_Objective_: Print the entries below word for word; the pictures stay out of your copy.

┄┄┄┄┄┄

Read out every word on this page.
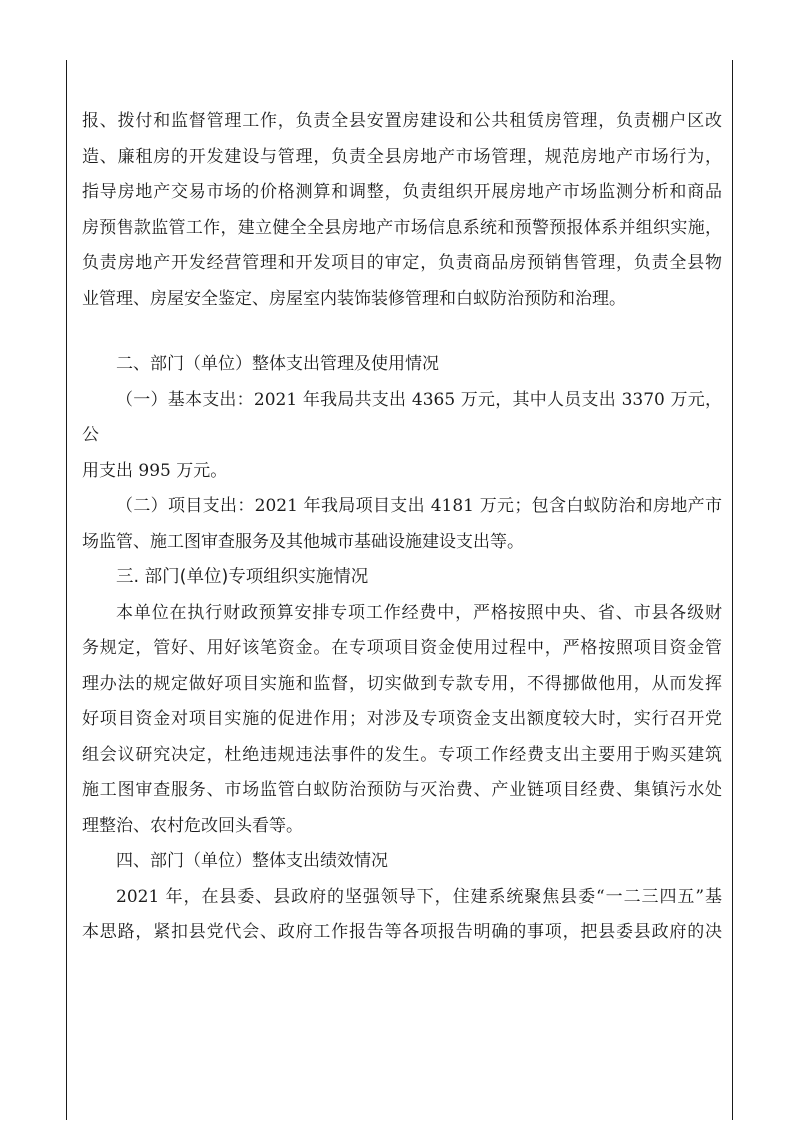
报、拨付和监督管理工作，负责全县安置房建设和公共租赁房管理，负责棚户区改

造、廉租房的开发建设与管理，负责全县房地产市场管理，规范房地产市场行为，

指导房地产交易市场的价格测算和调整，负责组织开展房地产市场监测分析和商品

房预售款监管工作，建立健全全县房地产市场信息系统和预警预报体系并组织实施，

负责房地产开发经营管理和开发项目的审定，负责商品房预销售管理，负责全县物

业管理、房屋安全鉴定、房屋室内装饰装修管理和白蚁防治预防和治理。

二、部门（单位）整体支出管理及使用情况

（一）基本支出：2021 年我局共支出 4365 万元，其中人员支出 3370 万元，公

用支出 995 万元。

（二）项目支出：2021 年我局项目支出 4181 万元；包含白蚁防治和房地产市

场监管、施工图审查服务及其他城市基础设施建设支出等。

三. 部门(单位)专项组织实施情况

本单位在执行财政预算安排专项工作经费中，严格按照中央、省、市县各级财

务规定，管好、用好该笔资金。在专项项目资金使用过程中，严格按照项目资金管

理办法的规定做好项目实施和监督，切实做到专款专用，不得挪做他用，从而发挥

好项目资金对项目实施的促进作用；对涉及专项资金支出额度较大时，实行召开党

组会议研究决定，杜绝违规违法事件的发生。专项工作经费支出主要用于购买建筑

施工图审查服务、市场监管白蚁防治预防与灭治费、产业链项目经费、集镇污水处

理整治、农村危改回头看等。

四、部门（单位）整体支出绩效情况

2021 年，在县委、县政府的坚强领导下，住建系统聚焦县委“一二三四五”基

本思路，紧扣县党代会、政府工作报告等各项报告明确的事项，把县委县政府的决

┄┄┄┄┄┄

_Response to the exercise_:
Read out every word on this page.
报、拨付和监督管理工作，负责全县安置房建设和公共租赁房管理，负责棚户区改

造、廉租房的开发建设与管理，负责全县房地产市场管理，规范房地产市场行为，

指导房地产交易市场的价格测算和调整，负责组织开展房地产市场监测分析和商品

房预售款监管工作，建立健全全县房地产市场信息系统和预警预报体系并组织实施，

负责房地产开发经营管理和开发项目的审定，负责商品房预销售管理，负责全县物

业管理、房屋安全鉴定、房屋室内装饰装修管理和白蚁防治预防和治理。

二、部门（单位）整体支出管理及使用情况

（一）基本支出：2021 年我局共支出 4365 万元，其中人员支出 3370 万元，公

用支出 995 万元。

（二）项目支出：2021 年我局项目支出 4181 万元；包含白蚁防治和房地产市

场监管、施工图审查服务及其他城市基础设施建设支出等。

三. 部门(单位)专项组织实施情况

本单位在执行财政预算安排专项工作经费中，严格按照中央、省、市县各级财

务规定，管好、用好该笔资金。在专项项目资金使用过程中，严格按照项目资金管

理办法的规定做好项目实施和监督，切实做到专款专用，不得挪做他用，从而发挥

好项目资金对项目实施的促进作用；对涉及专项资金支出额度较大时，实行召开党

组会议研究决定，杜绝违规违法事件的发生。专项工作经费支出主要用于购买建筑

施工图审查服务、市场监管白蚁防治预防与灭治费、产业链项目经费、集镇污水处

理整治、农村危改回头看等。

四、部门（单位）整体支出绩效情况

2021 年，在县委、县政府的坚强领导下，住建系统聚焦县委“一二三四五”基

本思路，紧扣县党代会、政府工作报告等各项报告明确的事项，把县委县政府的决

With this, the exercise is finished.